====== Material for this task ======

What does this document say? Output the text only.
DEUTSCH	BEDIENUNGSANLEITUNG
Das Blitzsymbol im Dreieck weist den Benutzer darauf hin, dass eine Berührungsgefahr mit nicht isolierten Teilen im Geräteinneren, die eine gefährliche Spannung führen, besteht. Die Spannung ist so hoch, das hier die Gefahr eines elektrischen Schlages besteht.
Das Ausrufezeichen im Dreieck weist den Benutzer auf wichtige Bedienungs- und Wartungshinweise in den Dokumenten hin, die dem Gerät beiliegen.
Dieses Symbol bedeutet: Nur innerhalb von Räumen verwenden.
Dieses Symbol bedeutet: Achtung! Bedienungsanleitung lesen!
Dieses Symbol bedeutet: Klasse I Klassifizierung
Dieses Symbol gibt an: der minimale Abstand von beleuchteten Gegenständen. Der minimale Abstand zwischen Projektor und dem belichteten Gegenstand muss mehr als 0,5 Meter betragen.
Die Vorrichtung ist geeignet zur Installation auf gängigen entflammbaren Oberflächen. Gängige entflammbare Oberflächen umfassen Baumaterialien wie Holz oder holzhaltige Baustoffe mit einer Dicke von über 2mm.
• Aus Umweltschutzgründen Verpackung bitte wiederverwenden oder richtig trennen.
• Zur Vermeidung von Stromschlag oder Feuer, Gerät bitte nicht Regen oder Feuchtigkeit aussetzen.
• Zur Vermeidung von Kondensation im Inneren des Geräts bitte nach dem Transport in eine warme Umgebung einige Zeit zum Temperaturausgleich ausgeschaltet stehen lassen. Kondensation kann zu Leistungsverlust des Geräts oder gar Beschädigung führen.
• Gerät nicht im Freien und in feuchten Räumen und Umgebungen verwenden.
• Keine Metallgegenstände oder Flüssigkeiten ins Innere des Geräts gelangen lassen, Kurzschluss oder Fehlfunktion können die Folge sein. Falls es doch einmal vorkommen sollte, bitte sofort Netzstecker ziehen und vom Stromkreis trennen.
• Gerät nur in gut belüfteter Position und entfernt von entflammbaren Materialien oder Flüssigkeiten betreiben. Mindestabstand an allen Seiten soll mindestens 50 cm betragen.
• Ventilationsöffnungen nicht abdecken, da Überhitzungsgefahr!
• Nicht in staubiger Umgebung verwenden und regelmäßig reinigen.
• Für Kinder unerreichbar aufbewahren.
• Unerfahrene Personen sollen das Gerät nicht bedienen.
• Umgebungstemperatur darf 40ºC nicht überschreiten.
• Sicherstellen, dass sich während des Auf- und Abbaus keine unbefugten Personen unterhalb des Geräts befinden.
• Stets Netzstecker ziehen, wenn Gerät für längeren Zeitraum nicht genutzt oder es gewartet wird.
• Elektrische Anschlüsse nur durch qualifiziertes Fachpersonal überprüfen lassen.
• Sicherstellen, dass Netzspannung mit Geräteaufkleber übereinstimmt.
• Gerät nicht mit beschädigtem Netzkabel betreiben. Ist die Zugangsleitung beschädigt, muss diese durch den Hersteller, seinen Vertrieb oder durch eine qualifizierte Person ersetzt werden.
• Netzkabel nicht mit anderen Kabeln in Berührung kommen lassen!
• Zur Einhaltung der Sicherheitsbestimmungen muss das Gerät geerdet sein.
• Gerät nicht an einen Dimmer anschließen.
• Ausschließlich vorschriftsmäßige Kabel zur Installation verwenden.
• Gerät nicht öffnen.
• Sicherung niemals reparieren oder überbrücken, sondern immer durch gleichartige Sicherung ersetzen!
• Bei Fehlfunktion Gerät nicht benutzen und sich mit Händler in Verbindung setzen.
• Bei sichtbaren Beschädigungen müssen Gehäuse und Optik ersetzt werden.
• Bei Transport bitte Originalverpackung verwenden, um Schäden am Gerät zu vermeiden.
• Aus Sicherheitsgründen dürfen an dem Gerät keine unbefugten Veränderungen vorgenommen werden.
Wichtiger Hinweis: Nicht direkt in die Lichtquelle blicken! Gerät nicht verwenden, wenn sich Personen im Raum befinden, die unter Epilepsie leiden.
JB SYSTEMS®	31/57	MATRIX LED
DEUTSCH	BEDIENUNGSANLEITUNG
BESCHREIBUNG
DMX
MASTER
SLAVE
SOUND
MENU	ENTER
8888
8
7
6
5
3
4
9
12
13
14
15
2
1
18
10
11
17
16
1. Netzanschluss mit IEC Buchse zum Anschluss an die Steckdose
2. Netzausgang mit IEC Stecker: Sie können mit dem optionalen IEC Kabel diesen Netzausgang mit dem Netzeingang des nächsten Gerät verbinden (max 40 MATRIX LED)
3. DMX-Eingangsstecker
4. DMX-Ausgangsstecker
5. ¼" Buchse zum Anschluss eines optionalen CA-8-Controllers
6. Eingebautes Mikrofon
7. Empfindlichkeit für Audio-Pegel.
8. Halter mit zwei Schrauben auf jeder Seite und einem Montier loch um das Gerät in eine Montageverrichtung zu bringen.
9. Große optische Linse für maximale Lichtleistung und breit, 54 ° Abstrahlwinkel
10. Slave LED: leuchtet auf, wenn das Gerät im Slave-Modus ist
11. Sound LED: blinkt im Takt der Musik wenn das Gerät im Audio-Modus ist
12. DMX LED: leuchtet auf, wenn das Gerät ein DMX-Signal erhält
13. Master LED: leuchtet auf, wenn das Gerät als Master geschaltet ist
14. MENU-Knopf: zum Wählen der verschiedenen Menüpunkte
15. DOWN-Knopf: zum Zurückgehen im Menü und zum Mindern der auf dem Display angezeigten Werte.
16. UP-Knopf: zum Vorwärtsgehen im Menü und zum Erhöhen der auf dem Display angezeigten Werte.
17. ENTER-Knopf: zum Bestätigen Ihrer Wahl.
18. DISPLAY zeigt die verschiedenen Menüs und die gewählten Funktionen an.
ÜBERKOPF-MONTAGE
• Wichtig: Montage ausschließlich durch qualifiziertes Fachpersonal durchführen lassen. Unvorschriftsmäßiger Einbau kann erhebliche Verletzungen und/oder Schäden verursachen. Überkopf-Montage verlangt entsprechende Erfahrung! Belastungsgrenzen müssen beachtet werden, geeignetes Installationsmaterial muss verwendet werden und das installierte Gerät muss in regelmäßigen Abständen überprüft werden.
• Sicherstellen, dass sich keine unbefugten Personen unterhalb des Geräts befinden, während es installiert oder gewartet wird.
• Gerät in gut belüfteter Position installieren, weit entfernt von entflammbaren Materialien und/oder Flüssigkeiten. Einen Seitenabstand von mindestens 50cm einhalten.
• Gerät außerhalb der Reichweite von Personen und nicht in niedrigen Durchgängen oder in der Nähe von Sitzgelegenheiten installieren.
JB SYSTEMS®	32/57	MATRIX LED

======

Exercise directions: The lines to return are those in the entries above that include "Fehlfunktion".

Completed exercise:
• Keine Metallgegenstände oder Flüssigkeiten ins Innere des Geräts gelangen lassen, Kurzschluss oder Fehlfunktion können die Folge sein. Falls es doch einmal vorkommen sollte, bitte sofort Netzstecker ziehen und vom Stromkreis trennen.
• Bei Fehlfunktion Gerät nicht benutzen und sich mit Händler in Verbindung setzen.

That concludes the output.